— Begin Records shown —

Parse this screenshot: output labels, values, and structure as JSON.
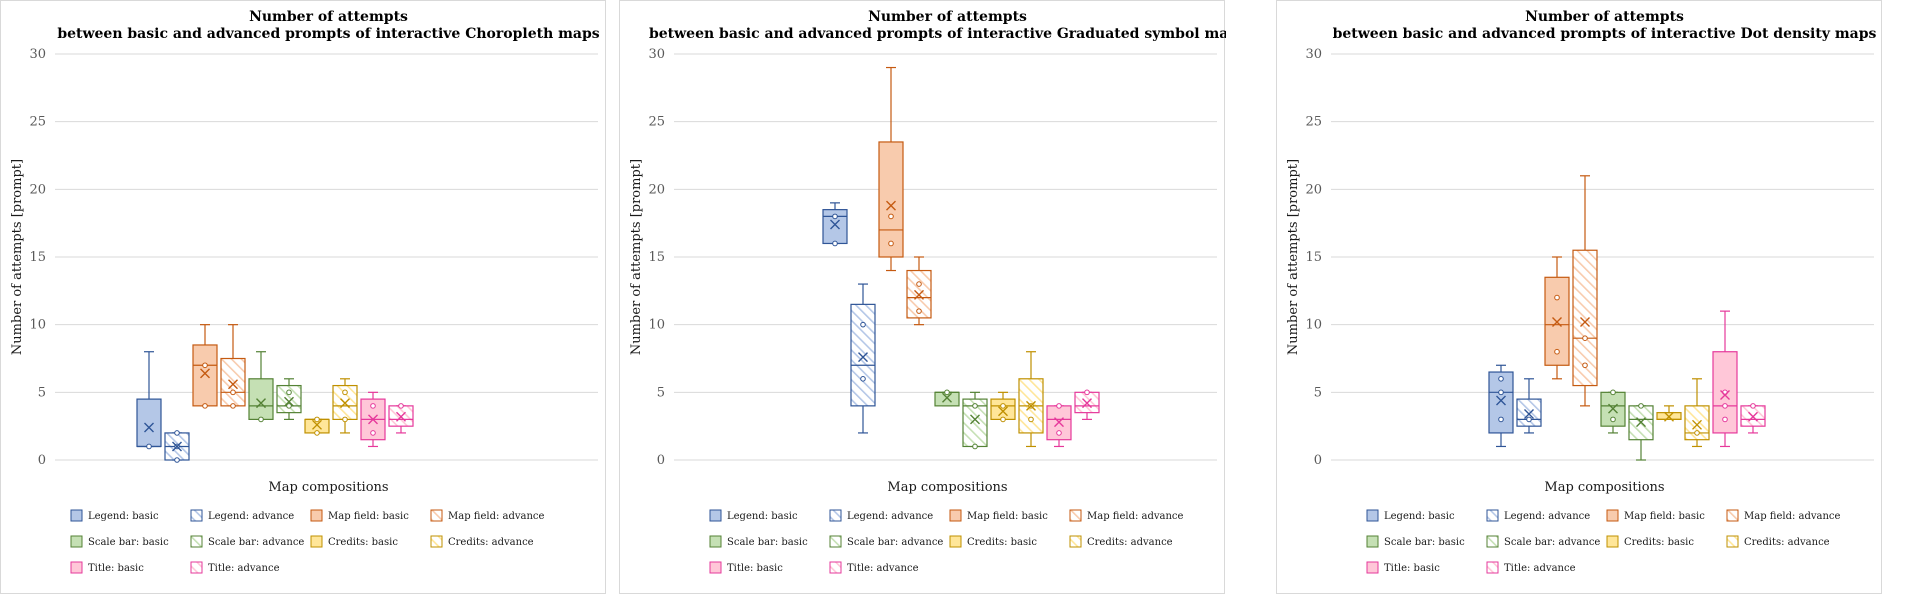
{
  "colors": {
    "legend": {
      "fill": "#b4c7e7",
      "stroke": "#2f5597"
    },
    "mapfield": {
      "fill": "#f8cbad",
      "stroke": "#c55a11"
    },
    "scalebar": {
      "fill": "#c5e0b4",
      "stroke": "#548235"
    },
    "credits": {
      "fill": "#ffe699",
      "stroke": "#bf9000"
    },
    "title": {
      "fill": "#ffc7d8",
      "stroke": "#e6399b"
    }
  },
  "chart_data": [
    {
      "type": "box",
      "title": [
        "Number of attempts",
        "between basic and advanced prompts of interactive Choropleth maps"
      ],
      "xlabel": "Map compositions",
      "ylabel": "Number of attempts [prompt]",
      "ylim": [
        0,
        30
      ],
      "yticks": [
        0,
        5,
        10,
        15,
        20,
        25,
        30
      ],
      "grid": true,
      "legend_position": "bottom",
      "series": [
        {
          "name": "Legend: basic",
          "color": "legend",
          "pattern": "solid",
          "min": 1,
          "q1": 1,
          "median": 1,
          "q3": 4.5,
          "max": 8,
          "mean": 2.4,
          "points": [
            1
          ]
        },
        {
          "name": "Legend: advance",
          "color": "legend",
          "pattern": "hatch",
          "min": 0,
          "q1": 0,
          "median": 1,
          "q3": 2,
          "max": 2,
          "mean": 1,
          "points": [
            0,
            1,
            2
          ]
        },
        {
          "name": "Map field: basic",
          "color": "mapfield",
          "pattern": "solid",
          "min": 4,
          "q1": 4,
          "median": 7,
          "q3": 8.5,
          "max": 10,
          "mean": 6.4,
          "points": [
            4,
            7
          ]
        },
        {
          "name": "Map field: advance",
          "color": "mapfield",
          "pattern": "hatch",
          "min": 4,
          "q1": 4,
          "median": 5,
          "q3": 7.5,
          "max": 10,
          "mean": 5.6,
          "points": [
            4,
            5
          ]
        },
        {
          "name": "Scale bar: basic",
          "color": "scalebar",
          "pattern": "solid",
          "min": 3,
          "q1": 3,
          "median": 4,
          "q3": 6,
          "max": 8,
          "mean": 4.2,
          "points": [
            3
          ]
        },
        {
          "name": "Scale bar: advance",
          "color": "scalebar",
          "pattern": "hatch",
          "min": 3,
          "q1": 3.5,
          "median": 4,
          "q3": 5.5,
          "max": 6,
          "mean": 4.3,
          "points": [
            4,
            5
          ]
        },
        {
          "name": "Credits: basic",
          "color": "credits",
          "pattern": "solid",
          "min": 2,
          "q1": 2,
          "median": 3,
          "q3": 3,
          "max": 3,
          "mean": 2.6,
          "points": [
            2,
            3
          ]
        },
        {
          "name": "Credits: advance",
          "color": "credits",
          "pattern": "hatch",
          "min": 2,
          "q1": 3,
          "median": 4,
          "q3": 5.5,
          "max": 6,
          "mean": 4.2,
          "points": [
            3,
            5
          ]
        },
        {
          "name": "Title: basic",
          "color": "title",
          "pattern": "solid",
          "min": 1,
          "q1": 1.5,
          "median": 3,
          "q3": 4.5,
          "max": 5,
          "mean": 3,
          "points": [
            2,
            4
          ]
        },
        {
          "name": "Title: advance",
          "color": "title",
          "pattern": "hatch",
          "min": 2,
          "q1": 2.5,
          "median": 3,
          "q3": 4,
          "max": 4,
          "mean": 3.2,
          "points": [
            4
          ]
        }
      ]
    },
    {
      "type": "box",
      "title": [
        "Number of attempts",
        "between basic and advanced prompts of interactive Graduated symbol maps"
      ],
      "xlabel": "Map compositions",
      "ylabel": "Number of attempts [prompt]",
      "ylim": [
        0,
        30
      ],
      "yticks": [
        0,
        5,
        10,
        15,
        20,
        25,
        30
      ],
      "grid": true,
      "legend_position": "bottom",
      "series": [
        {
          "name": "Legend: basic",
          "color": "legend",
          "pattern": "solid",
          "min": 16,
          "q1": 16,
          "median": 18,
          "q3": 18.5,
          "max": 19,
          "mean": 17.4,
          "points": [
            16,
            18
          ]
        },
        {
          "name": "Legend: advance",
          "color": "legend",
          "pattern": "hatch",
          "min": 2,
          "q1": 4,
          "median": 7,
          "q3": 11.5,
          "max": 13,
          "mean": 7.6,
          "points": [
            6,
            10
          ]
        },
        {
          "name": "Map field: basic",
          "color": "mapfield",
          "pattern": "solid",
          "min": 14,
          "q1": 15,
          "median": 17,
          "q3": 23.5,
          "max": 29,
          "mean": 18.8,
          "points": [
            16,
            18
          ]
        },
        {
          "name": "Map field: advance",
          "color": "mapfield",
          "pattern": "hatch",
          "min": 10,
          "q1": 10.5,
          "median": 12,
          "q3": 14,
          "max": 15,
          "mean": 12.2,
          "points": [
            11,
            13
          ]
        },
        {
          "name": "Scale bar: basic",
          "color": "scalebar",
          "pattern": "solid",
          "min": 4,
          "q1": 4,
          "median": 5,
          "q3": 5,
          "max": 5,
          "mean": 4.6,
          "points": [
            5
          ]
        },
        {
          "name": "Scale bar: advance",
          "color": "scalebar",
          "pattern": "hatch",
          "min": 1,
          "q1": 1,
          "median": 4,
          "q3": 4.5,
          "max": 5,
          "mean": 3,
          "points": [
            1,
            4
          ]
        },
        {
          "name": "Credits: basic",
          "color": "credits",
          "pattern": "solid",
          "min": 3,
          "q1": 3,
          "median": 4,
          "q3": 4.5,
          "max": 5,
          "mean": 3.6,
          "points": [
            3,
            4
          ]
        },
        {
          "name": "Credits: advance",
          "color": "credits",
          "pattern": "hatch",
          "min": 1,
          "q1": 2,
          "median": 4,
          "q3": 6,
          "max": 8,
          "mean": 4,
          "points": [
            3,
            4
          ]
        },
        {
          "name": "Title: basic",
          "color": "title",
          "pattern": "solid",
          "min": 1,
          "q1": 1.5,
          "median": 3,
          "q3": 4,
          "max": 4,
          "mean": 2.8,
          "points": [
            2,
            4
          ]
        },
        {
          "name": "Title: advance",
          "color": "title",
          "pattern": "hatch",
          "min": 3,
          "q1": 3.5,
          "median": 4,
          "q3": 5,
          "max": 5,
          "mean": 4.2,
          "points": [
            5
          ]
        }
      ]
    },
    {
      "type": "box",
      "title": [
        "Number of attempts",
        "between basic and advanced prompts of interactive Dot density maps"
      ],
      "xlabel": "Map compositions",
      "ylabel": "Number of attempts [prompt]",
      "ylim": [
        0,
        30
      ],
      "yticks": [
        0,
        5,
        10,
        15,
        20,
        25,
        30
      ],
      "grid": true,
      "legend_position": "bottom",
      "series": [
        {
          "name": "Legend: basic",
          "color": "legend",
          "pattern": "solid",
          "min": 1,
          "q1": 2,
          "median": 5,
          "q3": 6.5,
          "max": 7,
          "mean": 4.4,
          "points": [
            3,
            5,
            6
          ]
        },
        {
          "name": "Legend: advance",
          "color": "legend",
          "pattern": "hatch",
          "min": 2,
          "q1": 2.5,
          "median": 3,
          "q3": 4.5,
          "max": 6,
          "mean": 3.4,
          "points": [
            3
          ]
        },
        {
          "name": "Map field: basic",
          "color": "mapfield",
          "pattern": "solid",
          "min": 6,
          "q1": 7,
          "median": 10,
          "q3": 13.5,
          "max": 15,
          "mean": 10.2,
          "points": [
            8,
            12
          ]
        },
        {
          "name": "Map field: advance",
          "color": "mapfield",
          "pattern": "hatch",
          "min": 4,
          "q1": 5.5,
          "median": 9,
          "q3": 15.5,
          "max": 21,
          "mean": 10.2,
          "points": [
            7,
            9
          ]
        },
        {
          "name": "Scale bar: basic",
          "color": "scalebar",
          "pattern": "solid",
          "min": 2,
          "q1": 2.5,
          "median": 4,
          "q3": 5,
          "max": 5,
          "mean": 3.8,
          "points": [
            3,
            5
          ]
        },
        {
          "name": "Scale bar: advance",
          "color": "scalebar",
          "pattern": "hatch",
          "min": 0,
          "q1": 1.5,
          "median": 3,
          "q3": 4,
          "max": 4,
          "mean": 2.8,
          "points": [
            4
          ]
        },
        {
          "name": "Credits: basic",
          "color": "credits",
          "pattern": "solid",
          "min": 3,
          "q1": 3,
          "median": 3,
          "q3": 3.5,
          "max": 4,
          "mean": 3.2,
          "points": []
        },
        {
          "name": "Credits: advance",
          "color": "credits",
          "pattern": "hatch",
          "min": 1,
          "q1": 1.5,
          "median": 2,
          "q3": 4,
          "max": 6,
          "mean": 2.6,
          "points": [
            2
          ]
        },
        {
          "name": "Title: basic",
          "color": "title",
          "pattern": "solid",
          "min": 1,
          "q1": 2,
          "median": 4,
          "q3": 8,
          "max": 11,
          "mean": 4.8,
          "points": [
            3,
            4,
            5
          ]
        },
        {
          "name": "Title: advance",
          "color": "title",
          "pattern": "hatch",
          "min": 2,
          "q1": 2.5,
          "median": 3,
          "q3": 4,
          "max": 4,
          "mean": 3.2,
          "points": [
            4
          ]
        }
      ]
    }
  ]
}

— End Records shown —
— Begin Records shown —

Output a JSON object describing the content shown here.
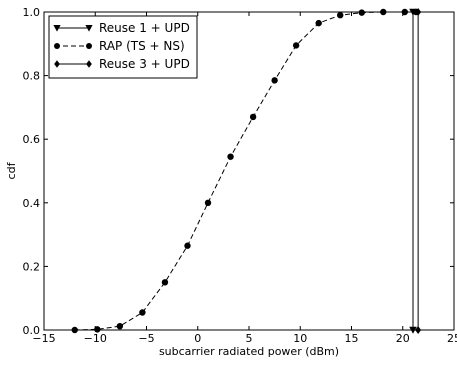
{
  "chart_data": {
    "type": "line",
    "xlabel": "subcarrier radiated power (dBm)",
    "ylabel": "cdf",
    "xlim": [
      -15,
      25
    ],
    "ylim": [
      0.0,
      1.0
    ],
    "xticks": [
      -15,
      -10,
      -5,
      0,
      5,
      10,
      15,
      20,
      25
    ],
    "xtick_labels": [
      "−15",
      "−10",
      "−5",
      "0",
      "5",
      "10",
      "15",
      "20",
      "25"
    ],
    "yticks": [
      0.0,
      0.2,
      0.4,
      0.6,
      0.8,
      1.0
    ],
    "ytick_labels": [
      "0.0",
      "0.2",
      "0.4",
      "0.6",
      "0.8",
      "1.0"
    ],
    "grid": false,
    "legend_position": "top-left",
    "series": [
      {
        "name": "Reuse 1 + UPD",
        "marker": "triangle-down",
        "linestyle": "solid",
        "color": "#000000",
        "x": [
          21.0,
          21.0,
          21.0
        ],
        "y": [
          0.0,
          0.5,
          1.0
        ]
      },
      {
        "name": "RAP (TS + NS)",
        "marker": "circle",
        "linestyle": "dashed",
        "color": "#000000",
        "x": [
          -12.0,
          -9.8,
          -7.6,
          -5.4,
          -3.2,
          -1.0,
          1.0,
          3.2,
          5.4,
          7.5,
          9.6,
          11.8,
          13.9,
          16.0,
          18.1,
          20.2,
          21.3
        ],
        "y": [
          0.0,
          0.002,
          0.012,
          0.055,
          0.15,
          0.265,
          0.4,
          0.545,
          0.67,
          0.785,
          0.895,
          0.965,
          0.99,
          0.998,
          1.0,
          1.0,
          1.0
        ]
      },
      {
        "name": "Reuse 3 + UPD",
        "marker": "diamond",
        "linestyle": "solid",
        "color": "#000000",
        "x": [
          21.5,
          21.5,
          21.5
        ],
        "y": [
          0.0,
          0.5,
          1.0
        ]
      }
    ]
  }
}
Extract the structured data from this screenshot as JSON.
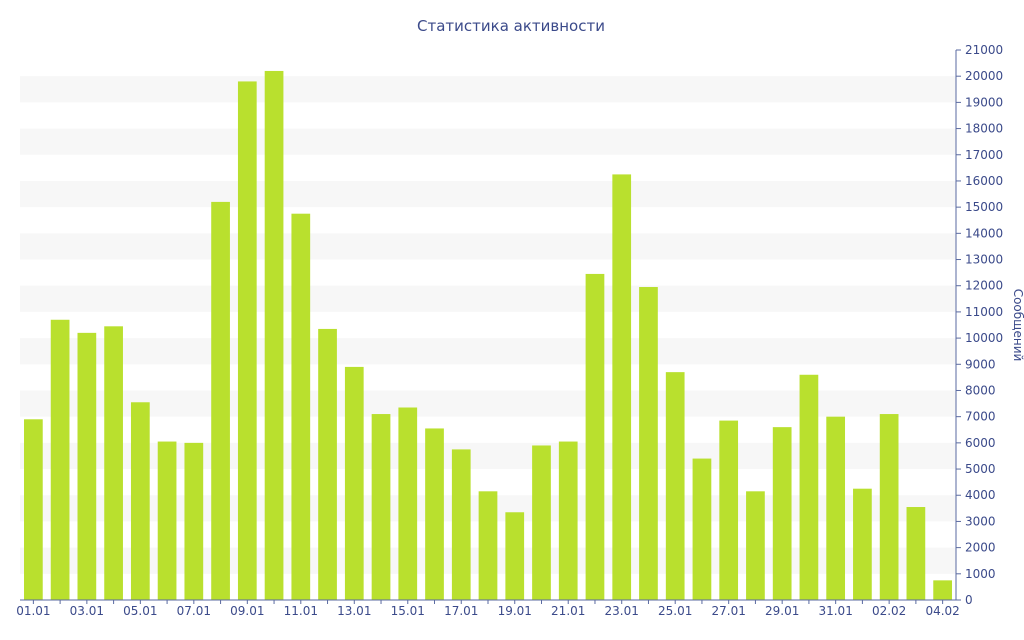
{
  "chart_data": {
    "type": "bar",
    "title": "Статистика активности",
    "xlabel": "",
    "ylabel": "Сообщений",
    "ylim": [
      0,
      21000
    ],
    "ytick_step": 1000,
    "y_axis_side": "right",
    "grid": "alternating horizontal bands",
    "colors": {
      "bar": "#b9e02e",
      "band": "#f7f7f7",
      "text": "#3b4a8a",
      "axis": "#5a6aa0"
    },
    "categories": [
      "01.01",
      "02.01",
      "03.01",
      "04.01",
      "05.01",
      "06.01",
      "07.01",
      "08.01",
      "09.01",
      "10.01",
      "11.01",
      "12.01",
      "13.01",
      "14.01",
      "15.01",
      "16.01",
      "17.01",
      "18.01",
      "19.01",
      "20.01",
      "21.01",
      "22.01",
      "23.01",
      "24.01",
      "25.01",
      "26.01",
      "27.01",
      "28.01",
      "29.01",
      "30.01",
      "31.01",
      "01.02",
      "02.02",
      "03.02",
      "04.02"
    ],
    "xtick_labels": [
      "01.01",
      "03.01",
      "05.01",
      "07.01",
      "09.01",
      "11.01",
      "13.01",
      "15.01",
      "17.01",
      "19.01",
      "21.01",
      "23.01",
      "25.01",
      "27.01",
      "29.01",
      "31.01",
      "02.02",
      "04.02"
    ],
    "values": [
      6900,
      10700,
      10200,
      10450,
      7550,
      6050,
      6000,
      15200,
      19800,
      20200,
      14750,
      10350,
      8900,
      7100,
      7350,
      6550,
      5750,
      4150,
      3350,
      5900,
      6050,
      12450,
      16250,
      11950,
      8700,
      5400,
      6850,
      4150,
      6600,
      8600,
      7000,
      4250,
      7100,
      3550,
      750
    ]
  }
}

— End Records shown —
— Begin Records shown —

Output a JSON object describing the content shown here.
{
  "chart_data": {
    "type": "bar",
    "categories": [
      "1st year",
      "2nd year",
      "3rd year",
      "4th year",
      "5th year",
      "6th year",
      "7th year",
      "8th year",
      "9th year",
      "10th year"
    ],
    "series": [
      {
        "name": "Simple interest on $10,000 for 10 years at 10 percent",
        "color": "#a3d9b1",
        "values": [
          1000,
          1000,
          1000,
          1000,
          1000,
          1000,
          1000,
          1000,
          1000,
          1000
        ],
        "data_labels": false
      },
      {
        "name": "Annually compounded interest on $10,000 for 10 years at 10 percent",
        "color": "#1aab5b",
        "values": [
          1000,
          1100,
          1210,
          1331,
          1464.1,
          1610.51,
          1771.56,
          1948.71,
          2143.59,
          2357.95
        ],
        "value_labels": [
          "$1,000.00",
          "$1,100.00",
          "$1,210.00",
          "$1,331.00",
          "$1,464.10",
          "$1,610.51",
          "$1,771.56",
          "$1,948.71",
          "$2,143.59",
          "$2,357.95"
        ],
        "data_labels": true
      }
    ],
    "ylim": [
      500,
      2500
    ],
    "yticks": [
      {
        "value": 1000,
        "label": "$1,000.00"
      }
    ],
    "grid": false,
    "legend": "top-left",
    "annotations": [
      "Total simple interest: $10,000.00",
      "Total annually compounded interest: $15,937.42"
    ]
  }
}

— End Records shown —

__Exercise__:
Copy every line of the listing that includes the string "percent".

__Answer to this exercise__:
        "name": "Simple interest on $10,000 for 10 years at 10 percent",
        "name": "Annually compounded interest on $10,000 for 10 years at 10 percent",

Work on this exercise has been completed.